> **INPUT MATERIAL**
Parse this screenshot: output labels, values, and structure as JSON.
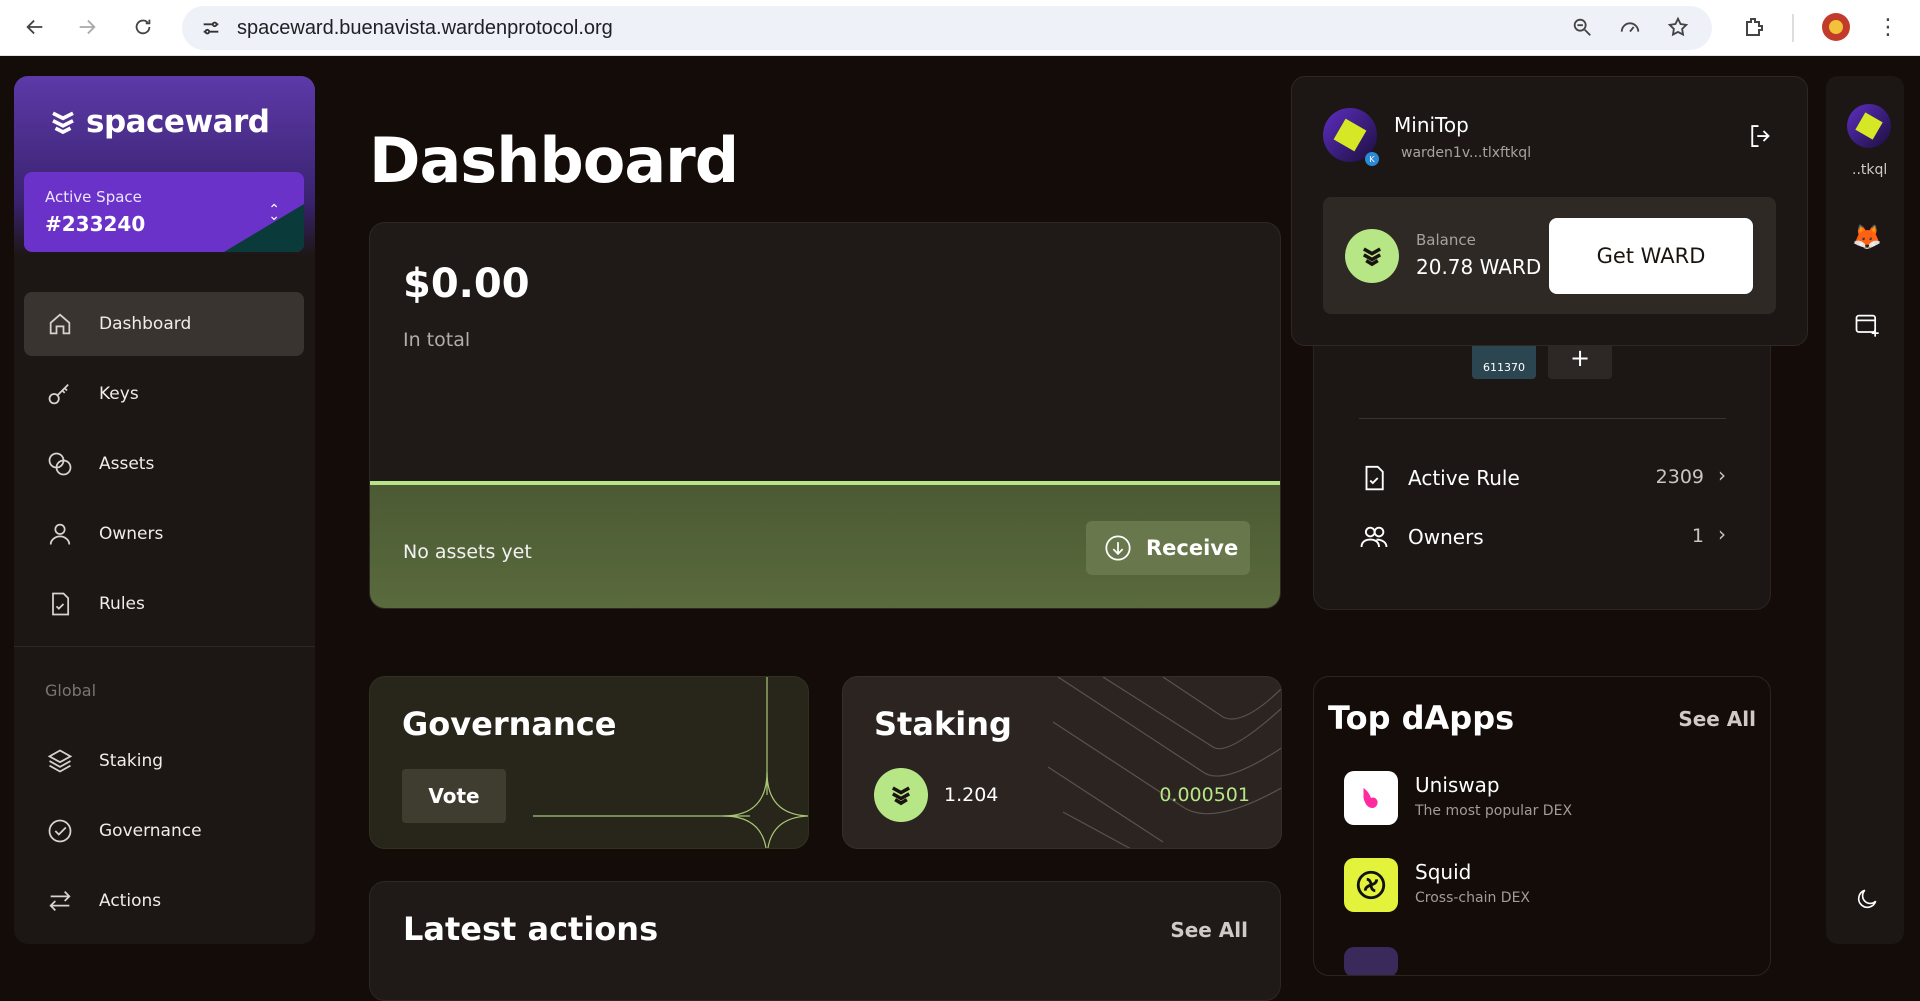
{
  "browser": {
    "url": "spaceward.buenavista.wardenprotocol.org",
    "icons": [
      "back-icon",
      "forward-icon",
      "reload-icon",
      "site-settings-icon",
      "zoom-icon",
      "performance-icon",
      "star-icon",
      "extensions-icon",
      "profile-avatar",
      "kebab-menu-icon"
    ]
  },
  "sidebar": {
    "brand": "spaceward",
    "active_space_label": "Active Space",
    "active_space_value": "#233240",
    "items": [
      {
        "label": "Dashboard",
        "icon": "home-icon"
      },
      {
        "label": "Keys",
        "icon": "key-icon"
      },
      {
        "label": "Assets",
        "icon": "coins-icon"
      },
      {
        "label": "Owners",
        "icon": "user-icon"
      },
      {
        "label": "Rules",
        "icon": "file-check-icon"
      }
    ],
    "global_label": "Global",
    "global_items": [
      {
        "label": "Staking",
        "icon": "layers-icon"
      },
      {
        "label": "Governance",
        "icon": "check-circle-icon"
      },
      {
        "label": "Actions",
        "icon": "arrows-icon"
      }
    ]
  },
  "main": {
    "title": "Dashboard",
    "total": {
      "amount": "$0.00",
      "label": "In total",
      "empty": "No assets yet",
      "receive": "Receive"
    },
    "governance": {
      "title": "Governance",
      "vote": "Vote"
    },
    "staking": {
      "title": "Staking",
      "amount": "1.204",
      "reward": "0.000501"
    },
    "latest": {
      "title": "Latest actions",
      "see_all": "See All"
    }
  },
  "space_card": {
    "key_thumb_label": "611370",
    "plus": "+",
    "active_rule_label": "Active Rule",
    "active_rule_count": "2309",
    "owners_label": "Owners",
    "owners_count": "1"
  },
  "dapps": {
    "title": "Top dApps",
    "see_all": "See All",
    "items": [
      {
        "name": "Uniswap",
        "desc": "The most popular DEX",
        "color": "#ffffff"
      },
      {
        "name": "Squid",
        "desc": "Cross-chain DEX",
        "color": "#e3f23a"
      }
    ]
  },
  "popup": {
    "name": "MiniTop",
    "address": "warden1v...tlxftkql",
    "balance_label": "Balance",
    "balance_value": "20.78 WARD",
    "get_ward": "Get WARD"
  },
  "strip": {
    "short_addr": "..tkql"
  },
  "colors": {
    "accent_green": "#b6e685",
    "space_purple": "#6b32c9"
  }
}
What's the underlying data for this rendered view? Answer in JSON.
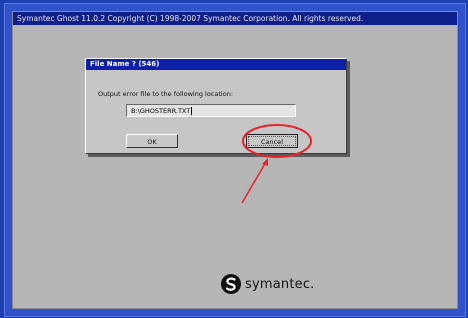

> **AIM**
Reproduce the material above in full, exactly, with no images.

> **IN RESPONSE**
Parse this screenshot: output labels, values, and structure as JSON.
{
  "browser": {
    "url": "spaceward.buenavista.wardenprotocol.org",
    "icons": [
      "back-icon",
      "forward-icon",
      "reload-icon",
      "site-settings-icon",
      "zoom-icon",
      "performance-icon",
      "star-icon",
      "extensions-icon",
      "profile-avatar",
      "kebab-menu-icon"
    ]
  },
  "sidebar": {
    "brand": "spaceward",
    "active_space_label": "Active Space",
    "active_space_value": "#233240",
    "items": [
      {
        "label": "Dashboard",
        "icon": "home-icon"
      },
      {
        "label": "Keys",
        "icon": "key-icon"
      },
      {
        "label": "Assets",
        "icon": "coins-icon"
      },
      {
        "label": "Owners",
        "icon": "user-icon"
      },
      {
        "label": "Rules",
        "icon": "file-check-icon"
      }
    ],
    "global_label": "Global",
    "global_items": [
      {
        "label": "Staking",
        "icon": "layers-icon"
      },
      {
        "label": "Governance",
        "icon": "check-circle-icon"
      },
      {
        "label": "Actions",
        "icon": "arrows-icon"
      }
    ]
  },
  "main": {
    "title": "Dashboard",
    "total": {
      "amount": "$0.00",
      "label": "In total",
      "empty": "No assets yet",
      "receive": "Receive"
    },
    "governance": {
      "title": "Governance",
      "vote": "Vote"
    },
    "staking": {
      "title": "Staking",
      "amount": "1.204",
      "reward": "0.000501"
    },
    "latest": {
      "title": "Latest actions",
      "see_all": "See All"
    }
  },
  "space_card": {
    "key_thumb_label": "611370",
    "plus": "+",
    "active_rule_label": "Active Rule",
    "active_rule_count": "2309",
    "owners_label": "Owners",
    "owners_count": "1"
  },
  "dapps": {
    "title": "Top dApps",
    "see_all": "See All",
    "items": [
      {
        "name": "Uniswap",
        "desc": "The most popular DEX",
        "color": "#ffffff"
      },
      {
        "name": "Squid",
        "desc": "Cross-chain DEX",
        "color": "#e3f23a"
      }
    ]
  },
  "popup": {
    "name": "MiniTop",
    "address": "warden1v...tlxftkql",
    "balance_label": "Balance",
    "balance_value": "20.78 WARD",
    "get_ward": "Get WARD"
  },
  "strip": {
    "short_addr": "..tkql"
  },
  "colors": {
    "accent_green": "#b6e685",
    "space_purple": "#6b32c9"
  }
}
What's the underlying data for this rendered view? Answer in JSON.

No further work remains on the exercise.